Scan the data beneath this task and copy each line that includes "Manager".

--- START INFORMATION GIVEN ---

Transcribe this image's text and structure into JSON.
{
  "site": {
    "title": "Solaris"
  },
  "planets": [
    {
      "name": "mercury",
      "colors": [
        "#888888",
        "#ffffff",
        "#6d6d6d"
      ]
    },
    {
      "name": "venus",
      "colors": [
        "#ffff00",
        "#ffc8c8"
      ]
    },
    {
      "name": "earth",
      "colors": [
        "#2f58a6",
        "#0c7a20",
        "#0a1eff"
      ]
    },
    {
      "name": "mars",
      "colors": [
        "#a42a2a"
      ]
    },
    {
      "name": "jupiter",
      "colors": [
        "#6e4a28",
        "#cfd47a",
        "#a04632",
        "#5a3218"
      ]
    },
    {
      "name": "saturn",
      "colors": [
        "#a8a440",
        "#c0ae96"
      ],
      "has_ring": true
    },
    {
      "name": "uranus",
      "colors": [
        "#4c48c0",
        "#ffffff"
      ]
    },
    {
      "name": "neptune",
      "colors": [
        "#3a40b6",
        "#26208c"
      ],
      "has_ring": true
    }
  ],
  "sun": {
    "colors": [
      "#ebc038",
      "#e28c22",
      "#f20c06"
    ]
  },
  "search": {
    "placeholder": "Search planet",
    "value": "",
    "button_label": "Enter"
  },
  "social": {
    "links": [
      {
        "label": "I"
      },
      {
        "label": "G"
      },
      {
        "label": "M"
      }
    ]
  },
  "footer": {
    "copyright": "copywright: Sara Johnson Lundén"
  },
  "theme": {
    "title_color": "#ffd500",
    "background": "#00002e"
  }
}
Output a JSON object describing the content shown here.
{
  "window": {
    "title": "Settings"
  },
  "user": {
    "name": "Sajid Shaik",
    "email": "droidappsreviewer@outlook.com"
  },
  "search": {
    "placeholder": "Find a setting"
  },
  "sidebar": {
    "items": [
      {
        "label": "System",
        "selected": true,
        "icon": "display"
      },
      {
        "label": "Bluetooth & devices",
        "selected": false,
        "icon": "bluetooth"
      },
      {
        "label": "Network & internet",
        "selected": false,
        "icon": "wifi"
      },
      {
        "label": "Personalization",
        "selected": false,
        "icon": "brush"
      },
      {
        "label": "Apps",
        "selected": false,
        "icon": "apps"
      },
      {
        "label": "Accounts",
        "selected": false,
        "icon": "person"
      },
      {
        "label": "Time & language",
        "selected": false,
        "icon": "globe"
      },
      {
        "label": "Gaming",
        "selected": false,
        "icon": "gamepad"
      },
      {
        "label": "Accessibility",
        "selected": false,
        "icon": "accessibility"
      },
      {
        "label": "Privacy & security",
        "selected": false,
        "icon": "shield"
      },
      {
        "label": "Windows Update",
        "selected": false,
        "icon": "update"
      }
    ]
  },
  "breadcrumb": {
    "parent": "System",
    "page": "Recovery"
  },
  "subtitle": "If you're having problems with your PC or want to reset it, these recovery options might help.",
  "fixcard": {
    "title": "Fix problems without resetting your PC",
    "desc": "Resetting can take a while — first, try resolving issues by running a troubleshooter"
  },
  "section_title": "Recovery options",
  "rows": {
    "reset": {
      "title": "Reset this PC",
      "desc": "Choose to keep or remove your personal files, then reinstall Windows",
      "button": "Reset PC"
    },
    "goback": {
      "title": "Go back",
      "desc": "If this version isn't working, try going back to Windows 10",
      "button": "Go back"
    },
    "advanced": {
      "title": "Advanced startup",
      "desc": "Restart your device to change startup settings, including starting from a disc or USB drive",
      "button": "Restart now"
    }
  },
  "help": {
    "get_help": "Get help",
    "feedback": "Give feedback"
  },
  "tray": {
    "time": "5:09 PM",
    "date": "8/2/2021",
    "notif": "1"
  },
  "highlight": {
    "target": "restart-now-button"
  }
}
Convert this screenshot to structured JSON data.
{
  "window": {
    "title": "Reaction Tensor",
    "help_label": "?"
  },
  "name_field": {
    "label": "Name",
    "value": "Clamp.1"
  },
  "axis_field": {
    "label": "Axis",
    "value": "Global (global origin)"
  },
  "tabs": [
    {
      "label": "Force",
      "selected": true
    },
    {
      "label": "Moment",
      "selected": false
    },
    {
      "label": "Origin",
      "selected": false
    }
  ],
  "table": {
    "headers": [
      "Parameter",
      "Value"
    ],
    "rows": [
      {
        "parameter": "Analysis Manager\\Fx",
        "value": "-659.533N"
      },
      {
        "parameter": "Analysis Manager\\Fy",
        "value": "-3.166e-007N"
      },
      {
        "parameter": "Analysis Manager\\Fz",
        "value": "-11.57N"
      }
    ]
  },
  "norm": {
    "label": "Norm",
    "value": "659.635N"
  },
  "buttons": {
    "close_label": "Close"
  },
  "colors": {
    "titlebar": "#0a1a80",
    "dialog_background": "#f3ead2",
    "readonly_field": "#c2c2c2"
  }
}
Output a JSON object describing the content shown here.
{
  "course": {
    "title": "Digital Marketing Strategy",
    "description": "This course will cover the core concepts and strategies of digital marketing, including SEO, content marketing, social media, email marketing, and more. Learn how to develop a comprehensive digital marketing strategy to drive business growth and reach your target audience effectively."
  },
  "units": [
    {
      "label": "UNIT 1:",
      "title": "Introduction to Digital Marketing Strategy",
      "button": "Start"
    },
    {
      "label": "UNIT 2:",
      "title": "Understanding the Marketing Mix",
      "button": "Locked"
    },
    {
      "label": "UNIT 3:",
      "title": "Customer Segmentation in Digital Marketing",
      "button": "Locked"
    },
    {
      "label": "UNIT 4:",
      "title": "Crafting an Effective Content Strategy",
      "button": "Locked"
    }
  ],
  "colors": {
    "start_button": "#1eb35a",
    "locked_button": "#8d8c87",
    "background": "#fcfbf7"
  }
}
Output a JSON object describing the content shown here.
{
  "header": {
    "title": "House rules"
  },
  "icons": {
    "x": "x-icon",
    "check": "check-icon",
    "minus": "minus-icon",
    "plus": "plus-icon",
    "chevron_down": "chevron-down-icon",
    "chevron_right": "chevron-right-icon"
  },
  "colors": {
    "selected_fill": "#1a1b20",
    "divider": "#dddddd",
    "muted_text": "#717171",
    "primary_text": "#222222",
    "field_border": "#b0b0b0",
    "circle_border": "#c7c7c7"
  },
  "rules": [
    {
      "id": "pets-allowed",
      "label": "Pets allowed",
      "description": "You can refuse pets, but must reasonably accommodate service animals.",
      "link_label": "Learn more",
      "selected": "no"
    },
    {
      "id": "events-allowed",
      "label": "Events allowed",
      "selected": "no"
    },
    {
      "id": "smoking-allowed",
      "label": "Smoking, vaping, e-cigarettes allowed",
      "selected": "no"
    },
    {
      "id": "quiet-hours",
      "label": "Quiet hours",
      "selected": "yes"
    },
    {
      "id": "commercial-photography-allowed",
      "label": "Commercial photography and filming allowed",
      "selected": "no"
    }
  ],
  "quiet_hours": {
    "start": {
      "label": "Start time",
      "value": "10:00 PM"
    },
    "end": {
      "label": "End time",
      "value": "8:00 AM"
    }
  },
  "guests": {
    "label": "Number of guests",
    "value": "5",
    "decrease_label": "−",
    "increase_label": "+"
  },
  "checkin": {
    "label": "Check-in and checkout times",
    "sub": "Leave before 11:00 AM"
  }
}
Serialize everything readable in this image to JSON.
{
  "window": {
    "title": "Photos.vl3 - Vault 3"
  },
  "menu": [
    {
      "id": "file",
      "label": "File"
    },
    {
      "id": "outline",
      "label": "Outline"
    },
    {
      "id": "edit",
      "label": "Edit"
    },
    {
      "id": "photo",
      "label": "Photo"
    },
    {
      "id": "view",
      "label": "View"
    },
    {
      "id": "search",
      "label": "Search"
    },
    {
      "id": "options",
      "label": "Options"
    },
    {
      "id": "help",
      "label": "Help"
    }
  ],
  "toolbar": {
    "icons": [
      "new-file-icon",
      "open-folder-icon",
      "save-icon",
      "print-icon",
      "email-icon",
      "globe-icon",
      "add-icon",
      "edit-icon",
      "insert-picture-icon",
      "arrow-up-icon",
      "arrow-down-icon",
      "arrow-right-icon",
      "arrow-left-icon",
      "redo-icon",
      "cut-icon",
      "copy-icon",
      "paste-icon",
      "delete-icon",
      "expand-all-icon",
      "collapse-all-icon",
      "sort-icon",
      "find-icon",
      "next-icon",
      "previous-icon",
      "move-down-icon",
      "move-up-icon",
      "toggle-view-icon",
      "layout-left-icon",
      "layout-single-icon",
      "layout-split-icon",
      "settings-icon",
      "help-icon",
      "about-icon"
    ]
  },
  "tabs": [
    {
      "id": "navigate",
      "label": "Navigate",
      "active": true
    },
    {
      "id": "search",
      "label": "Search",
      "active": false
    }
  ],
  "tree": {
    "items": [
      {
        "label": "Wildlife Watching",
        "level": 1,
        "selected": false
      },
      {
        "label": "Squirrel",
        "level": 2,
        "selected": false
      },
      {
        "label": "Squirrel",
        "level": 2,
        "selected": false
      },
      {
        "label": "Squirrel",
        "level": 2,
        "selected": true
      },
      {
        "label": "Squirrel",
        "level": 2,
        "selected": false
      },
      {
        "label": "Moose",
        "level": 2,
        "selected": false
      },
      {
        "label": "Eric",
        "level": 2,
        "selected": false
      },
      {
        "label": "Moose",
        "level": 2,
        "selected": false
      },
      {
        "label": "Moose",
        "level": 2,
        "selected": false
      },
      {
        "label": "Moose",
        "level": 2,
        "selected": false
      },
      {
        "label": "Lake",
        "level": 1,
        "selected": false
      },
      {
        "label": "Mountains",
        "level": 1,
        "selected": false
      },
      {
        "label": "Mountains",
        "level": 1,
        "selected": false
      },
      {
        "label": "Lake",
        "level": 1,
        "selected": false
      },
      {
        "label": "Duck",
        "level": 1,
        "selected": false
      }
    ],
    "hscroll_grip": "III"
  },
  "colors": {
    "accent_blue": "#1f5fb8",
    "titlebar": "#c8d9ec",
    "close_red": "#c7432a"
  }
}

--- END INFORMATION GIVEN ---

WRITTEN REPLY ▸
        "parameter": "Analysis Manager\\Fx",
        "parameter": "Analysis Manager\\Fy",
        "parameter": "Analysis Manager\\Fz",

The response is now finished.